◆ **GIVEN INSTRUCTION**
The records below are to be quoted in full; please keep every word exact.

◆ **AVAILABLE DATA**
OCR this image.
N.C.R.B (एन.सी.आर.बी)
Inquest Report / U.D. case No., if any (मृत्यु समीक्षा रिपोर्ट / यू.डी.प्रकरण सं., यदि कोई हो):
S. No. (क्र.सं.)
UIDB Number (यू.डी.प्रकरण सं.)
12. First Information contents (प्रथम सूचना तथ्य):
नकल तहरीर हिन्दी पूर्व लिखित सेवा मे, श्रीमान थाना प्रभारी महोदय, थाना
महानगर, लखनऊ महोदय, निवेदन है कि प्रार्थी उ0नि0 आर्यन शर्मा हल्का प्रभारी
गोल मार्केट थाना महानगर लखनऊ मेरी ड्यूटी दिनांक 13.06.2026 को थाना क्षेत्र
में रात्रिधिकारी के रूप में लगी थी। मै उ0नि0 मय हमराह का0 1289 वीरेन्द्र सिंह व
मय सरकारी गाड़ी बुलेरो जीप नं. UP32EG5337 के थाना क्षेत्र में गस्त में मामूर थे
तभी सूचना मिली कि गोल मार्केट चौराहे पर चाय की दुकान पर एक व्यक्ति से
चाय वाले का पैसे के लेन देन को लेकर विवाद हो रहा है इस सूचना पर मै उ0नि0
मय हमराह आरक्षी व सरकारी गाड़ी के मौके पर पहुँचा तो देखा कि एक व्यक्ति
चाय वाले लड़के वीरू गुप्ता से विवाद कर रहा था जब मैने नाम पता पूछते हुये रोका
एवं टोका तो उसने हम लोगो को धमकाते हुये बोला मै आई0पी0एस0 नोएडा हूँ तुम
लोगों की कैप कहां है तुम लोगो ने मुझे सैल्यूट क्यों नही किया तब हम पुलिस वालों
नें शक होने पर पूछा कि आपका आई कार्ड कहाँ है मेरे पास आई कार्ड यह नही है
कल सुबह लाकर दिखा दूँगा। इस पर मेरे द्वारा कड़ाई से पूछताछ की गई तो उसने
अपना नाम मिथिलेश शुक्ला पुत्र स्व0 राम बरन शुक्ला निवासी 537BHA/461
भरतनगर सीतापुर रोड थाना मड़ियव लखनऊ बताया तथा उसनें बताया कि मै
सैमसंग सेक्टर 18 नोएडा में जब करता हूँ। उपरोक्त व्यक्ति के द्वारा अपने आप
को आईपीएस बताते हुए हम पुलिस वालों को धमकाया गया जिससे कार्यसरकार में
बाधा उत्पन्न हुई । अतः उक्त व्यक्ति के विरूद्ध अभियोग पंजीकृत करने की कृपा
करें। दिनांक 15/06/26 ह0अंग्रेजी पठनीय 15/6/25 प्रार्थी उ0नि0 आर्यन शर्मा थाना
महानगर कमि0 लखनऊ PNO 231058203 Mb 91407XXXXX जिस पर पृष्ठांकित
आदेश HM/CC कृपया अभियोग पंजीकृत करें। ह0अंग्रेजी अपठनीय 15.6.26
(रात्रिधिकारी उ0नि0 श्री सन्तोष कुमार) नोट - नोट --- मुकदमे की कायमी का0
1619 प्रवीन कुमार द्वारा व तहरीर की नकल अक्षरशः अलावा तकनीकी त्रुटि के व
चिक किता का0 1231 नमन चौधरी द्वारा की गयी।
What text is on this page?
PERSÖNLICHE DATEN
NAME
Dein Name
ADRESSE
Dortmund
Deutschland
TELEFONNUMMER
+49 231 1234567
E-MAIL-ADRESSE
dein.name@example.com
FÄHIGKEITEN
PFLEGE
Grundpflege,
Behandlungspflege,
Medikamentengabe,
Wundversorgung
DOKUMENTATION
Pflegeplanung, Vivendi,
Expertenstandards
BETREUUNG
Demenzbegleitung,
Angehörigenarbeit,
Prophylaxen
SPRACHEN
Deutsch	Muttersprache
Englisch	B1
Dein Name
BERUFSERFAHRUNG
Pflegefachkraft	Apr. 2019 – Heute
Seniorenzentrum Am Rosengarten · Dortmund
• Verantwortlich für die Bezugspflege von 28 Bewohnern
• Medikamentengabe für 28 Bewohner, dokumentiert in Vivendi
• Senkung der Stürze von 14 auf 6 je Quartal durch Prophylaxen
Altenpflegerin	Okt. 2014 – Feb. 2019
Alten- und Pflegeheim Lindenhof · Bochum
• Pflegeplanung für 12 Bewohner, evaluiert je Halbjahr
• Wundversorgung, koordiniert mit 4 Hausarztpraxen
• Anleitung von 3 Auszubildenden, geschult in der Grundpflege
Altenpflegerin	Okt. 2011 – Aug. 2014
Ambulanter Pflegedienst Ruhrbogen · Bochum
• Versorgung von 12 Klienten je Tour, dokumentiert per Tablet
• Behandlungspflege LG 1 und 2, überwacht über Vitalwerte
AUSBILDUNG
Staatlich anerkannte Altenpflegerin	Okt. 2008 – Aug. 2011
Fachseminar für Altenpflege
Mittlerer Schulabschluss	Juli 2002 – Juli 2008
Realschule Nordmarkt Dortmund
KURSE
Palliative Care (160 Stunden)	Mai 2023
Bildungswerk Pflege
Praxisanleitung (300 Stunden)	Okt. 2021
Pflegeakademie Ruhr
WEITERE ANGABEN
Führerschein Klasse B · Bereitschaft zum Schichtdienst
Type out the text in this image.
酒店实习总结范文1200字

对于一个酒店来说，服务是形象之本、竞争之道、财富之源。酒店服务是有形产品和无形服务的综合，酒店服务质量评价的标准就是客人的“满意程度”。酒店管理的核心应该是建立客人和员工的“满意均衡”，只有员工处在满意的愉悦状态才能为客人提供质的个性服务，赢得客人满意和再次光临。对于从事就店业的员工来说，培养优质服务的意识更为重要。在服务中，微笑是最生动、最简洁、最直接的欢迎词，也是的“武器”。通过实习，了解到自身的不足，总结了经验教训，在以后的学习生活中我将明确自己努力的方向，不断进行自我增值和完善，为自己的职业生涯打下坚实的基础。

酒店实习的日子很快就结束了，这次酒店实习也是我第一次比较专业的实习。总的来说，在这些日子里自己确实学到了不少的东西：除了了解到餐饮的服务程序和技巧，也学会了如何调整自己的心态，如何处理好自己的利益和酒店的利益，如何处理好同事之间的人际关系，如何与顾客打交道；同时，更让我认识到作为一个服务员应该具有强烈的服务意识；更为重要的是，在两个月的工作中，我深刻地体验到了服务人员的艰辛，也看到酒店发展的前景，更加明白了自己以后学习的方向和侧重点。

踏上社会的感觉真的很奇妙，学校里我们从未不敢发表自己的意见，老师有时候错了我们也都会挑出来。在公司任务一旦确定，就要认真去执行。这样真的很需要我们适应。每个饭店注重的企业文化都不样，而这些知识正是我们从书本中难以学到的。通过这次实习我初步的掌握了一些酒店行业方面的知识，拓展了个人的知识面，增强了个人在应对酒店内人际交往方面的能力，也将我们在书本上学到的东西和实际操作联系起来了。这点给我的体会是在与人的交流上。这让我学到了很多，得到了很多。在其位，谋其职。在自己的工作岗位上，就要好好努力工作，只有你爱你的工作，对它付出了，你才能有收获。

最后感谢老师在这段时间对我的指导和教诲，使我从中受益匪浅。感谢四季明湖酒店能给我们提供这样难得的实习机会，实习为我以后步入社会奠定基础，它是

◆ **RESPONSE TO THE EXERCISE**
OCR this image.
N.C.R.B (एन.सी.आर.बी)
Inquest Report / U.D. case No., if any (मृत्यु समीक्षा रिपोर्ट / यू.डी.प्रकरण सं., यदि कोई हो):
S. No. (क्र.सं.)
UIDB Number (यू.डी.प्रकरण सं.)
12. First Information contents (प्रथम सूचना तथ्य):
नकल तहरीर हिन्दी पूर्व लिखित सेवा मे, श्रीमान थाना प्रभारी महोदय, थाना
महानगर, लखनऊ महोदय, निवेदन है कि प्रार्थी उ0नि0 आर्यन शर्मा हल्का प्रभारी
गोल मार्केट थाना महानगर लखनऊ मेरी ड्यूटी दिनांक 13.06.2026 को थाना क्षेत्र
में रात्रिधिकारी के रूप में लगी थी। मै उ0नि0 मय हमराह का0 1289 वीरेन्द्र सिंह व
मय सरकारी गाड़ी बुलेरो जीप नं. UP32EG5337 के थाना क्षेत्र में गस्त में मामूर थे
तभी सूचना मिली कि गोल मार्केट चौराहे पर चाय की दुकान पर एक व्यक्ति से
चाय वाले का पैसे के लेन देन को लेकर विवाद हो रहा है इस सूचना पर मै उ0नि0
मय हमराह आरक्षी व सरकारी गाड़ी के मौके पर पहुँचा तो देखा कि एक व्यक्ति
चाय वाले लड़के वीरू गुप्ता से विवाद कर रहा था जब मैने नाम पता पूछते हुये रोका
एवं टोका तो उसने हम लोगो को धमकाते हुये बोला मै आई0पी0एस0 नोएडा हूँ तुम
लोगों की कैप कहां है तुम लोगो ने मुझे सैल्यूट क्यों नही किया तब हम पुलिस वालों
नें शक होने पर पूछा कि आपका आई कार्ड कहाँ है मेरे पास आई कार्ड यह नही है
कल सुबह लाकर दिखा दूँगा। इस पर मेरे द्वारा कड़ाई से पूछताछ की गई तो उसने
अपना नाम मिथिलेश शुक्ला पुत्र स्व0 राम बरन शुक्ला निवासी 537BHA/461
भरतनगर सीतापुर रोड थाना मड़ियव लखनऊ बताया तथा उसनें बताया कि मै
सैमसंग सेक्टर 18 नोएडा में जब करता हूँ। उपरोक्त व्यक्ति के द्वारा अपने आप
को आईपीएस बताते हुए हम पुलिस वालों को धमकाया गया जिससे कार्यसरकार में
बाधा उत्पन्न हुई । अतः उक्त व्यक्ति के विरूद्ध अभियोग पंजीकृत करने की कृपा
करें। दिनांक 15/06/26 ह0अंग्रेजी पठनीय 15/6/25 प्रार्थी उ0नि0 आर्यन शर्मा थाना
महानगर कमि0 लखनऊ PNO 231058203 Mb 91407XXXXX जिस पर पृष्ठांकित
आदेश HM/CC कृपया अभियोग पंजीकृत करें। ह0अंग्रेजी अपठनीय 15.6.26
(रात्रिधिकारी उ0नि0 श्री सन्तोष कुमार) नोट - नोट --- मुकदमे की कायमी का0
1619 प्रवीन कुमार द्वारा व तहरीर की नकल अक्षरशः अलावा तकनीकी त्रुटि के व
चिक किता का0 1231 नमन चौधरी द्वारा की गयी।
What text is on this page?
PERSÖNLICHE DATEN
NAME
Dein Name
ADRESSE
Dortmund
Deutschland
TELEFONNUMMER
+49 231 1234567
E-MAIL-ADRESSE
dein.name@example.com
FÄHIGKEITEN
PFLEGE
Grundpflege,
Behandlungspflege,
Medikamentengabe,
Wundversorgung
DOKUMENTATION
Pflegeplanung, Vivendi,
Expertenstandards
BETREUUNG
Demenzbegleitung,
Angehörigenarbeit,
Prophylaxen
SPRACHEN
Deutsch	Muttersprache
Englisch	B1
Dein Name
BERUFSERFAHRUNG
Pflegefachkraft	Apr. 2019 – Heute
Seniorenzentrum Am Rosengarten · Dortmund
• Verantwortlich für die Bezugspflege von 28 Bewohnern
• Medikamentengabe für 28 Bewohner, dokumentiert in Vivendi
• Senkung der Stürze von 14 auf 6 je Quartal durch Prophylaxen
Altenpflegerin	Okt. 2014 – Feb. 2019
Alten- und Pflegeheim Lindenhof · Bochum
• Pflegeplanung für 12 Bewohner, evaluiert je Halbjahr
• Wundversorgung, koordiniert mit 4 Hausarztpraxen
• Anleitung von 3 Auszubildenden, geschult in der Grundpflege
Altenpflegerin	Okt. 2011 – Aug. 2014
Ambulanter Pflegedienst Ruhrbogen · Bochum
• Versorgung von 12 Klienten je Tour, dokumentiert per Tablet
• Behandlungspflege LG 1 und 2, überwacht über Vitalwerte
AUSBILDUNG
Staatlich anerkannte Altenpflegerin	Okt. 2008 – Aug. 2011
Fachseminar für Altenpflege
Mittlerer Schulabschluss	Juli 2002 – Juli 2008
Realschule Nordmarkt Dortmund
KURSE
Palliative Care (160 Stunden)	Mai 2023
Bildungswerk Pflege
Praxisanleitung (300 Stunden)	Okt. 2021
Pflegeakademie Ruhr
WEITERE ANGABEN
Führerschein Klasse B · Bereitschaft zum Schichtdienst
Type out the text in this image.
酒店实习总结范文1200字

对于一个酒店来说，服务是形象之本、竞争之道、财富之源。酒店服务是有形产品和无形服务的综合，酒店服务质量评价的标准就是客人的“满意程度”。酒店管理的核心应该是建立客人和员工的“满意均衡”，只有员工处在满意的愉悦状态才能为客人提供质的个性服务，赢得客人满意和再次光临。对于从事就店业的员工来说，培养优质服务的意识更为重要。在服务中，微笑是最生动、最简洁、最直接的欢迎词，也是的“武器”。通过实习，了解到自身的不足，总结了经验教训，在以后的学习生活中我将明确自己努力的方向，不断进行自我增值和完善，为自己的职业生涯打下坚实的基础。

酒店实习的日子很快就结束了，这次酒店实习也是我第一次比较专业的实习。总的来说，在这些日子里自己确实学到了不少的东西：除了了解到餐饮的服务程序和技巧，也学会了如何调整自己的心态，如何处理好自己的利益和酒店的利益，如何处理好同事之间的人际关系，如何与顾客打交道；同时，更让我认识到作为一个服务员应该具有强烈的服务意识；更为重要的是，在两个月的工作中，我深刻地体验到了服务人员的艰辛，也看到酒店发展的前景，更加明白了自己以后学习的方向和侧重点。

踏上社会的感觉真的很奇妙，学校里我们从未不敢发表自己的意见，老师有时候错了我们也都会挑出来。在公司任务一旦确定，就要认真去执行。这样真的很需要我们适应。每个饭店注重的企业文化都不样，而这些知识正是我们从书本中难以学到的。通过这次实习我初步的掌握了一些酒店行业方面的知识，拓展了个人的知识面，增强了个人在应对酒店内人际交往方面的能力，也将我们在书本上学到的东西和实际操作联系起来了。这点给我的体会是在与人的交流上。这让我学到了很多，得到了很多。在其位，谋其职。在自己的工作岗位上，就要好好努力工作，只有你爱你的工作，对它付出了，你才能有收获。

最后感谢老师在这段时间对我的指导和教诲，使我从中受益匪浅。感谢四季明湖酒店能给我们提供这样难得的实习机会，实习为我以后步入社会奠定基础，它是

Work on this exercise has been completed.